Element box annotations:
******
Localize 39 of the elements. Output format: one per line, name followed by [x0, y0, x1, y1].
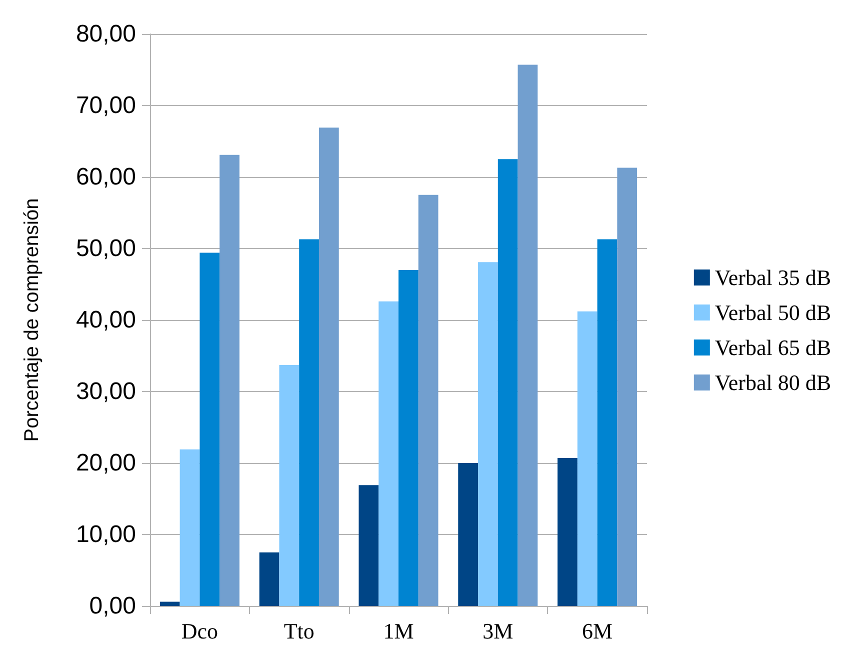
y-axis-title: Porcentaje de comprensión: [21, 198, 43, 442]
y-tick-label: 60,00: [76, 164, 136, 190]
bar: [180, 449, 200, 606]
bar: [318, 128, 339, 606]
y-tick-label: 10,00: [76, 521, 136, 548]
bar: [358, 485, 379, 606]
legend-label: Verbal 65 dB: [714, 335, 832, 360]
bar: [220, 154, 240, 606]
bar: [398, 270, 418, 606]
x-tick-label: 3M: [482, 618, 514, 644]
bar: [299, 239, 319, 606]
bar: [518, 64, 538, 606]
bar: [617, 168, 638, 606]
x-tick-label: Tto: [284, 618, 314, 644]
legend-label: Verbal 80 dB: [714, 370, 832, 395]
y-tick-label: 40,00: [76, 306, 136, 334]
bar: [160, 602, 180, 606]
bar: [577, 311, 598, 606]
bar: [498, 159, 518, 606]
bar: [418, 194, 438, 606]
y-tick-label: 30,00: [76, 378, 136, 405]
bar: [478, 262, 498, 606]
bar: [279, 365, 300, 606]
bar: [378, 301, 398, 606]
bar: [200, 252, 220, 606]
y-tick-label: 20,00: [76, 450, 136, 476]
bar: [597, 239, 618, 606]
bar: [558, 458, 578, 606]
x-tick-label: Dco: [181, 618, 218, 644]
x-tick-label: 6M: [582, 618, 613, 644]
legend-label: Verbal 35 dB: [714, 265, 832, 290]
y-tick-label: 50,00: [76, 235, 136, 262]
bar: [458, 463, 478, 606]
y-tick-label: 80,00: [76, 20, 136, 48]
y-tick-label: 70,00: [76, 92, 136, 119]
legend-label: Verbal 50 dB: [714, 300, 832, 325]
x-tick-label: 1M: [383, 618, 414, 644]
y-tick-label: 0,00: [89, 592, 136, 620]
bar: [259, 552, 280, 606]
******
### EXERCISE
Quote the data verbatim from the line containing "y-axis-title: Porcentaje de" through the line containing "y-tick-label: 0,00: [89, 592, 136, 620]", including both of those lines.

### OUTPUT FOR THIS EXERCISE
y-axis-title: Porcentaje de comprensión: [21, 198, 43, 442]
y-tick-label: 60,00: [76, 164, 136, 190]
bar: [180, 449, 200, 606]
bar: [318, 128, 339, 606]
y-tick-label: 10,00: [76, 521, 136, 548]
bar: [358, 485, 379, 606]
legend-label: Verbal 65 dB: [714, 335, 832, 360]
bar: [220, 154, 240, 606]
bar: [398, 270, 418, 606]
x-tick-label: 3M: [482, 618, 514, 644]
bar: [299, 239, 319, 606]
bar: [518, 64, 538, 606]
bar: [617, 168, 638, 606]
x-tick-label: Tto: [284, 618, 314, 644]
legend-label: Verbal 80 dB: [714, 370, 832, 395]
y-tick-label: 40,00: [76, 306, 136, 334]
bar: [160, 602, 180, 606]
bar: [577, 311, 598, 606]
bar: [498, 159, 518, 606]
bar: [418, 194, 438, 606]
y-tick-label: 30,00: [76, 378, 136, 405]
bar: [478, 262, 498, 606]
bar: [279, 365, 300, 606]
bar: [378, 301, 398, 606]
bar: [200, 252, 220, 606]
y-tick-label: 20,00: [76, 450, 136, 476]
bar: [597, 239, 618, 606]
bar: [558, 458, 578, 606]
x-tick-label: Dco: [181, 618, 218, 644]
x-tick-label: 6M: [582, 618, 613, 644]
legend-label: Verbal 35 dB: [714, 265, 832, 290]
y-tick-label: 50,00: [76, 235, 136, 262]
bar: [458, 463, 478, 606]
y-tick-label: 80,00: [76, 20, 136, 48]
y-tick-label: 70,00: [76, 92, 136, 119]
legend-label: Verbal 50 dB: [714, 300, 832, 325]
x-tick-label: 1M: [383, 618, 414, 644]
y-tick-label: 0,00: [89, 592, 136, 620]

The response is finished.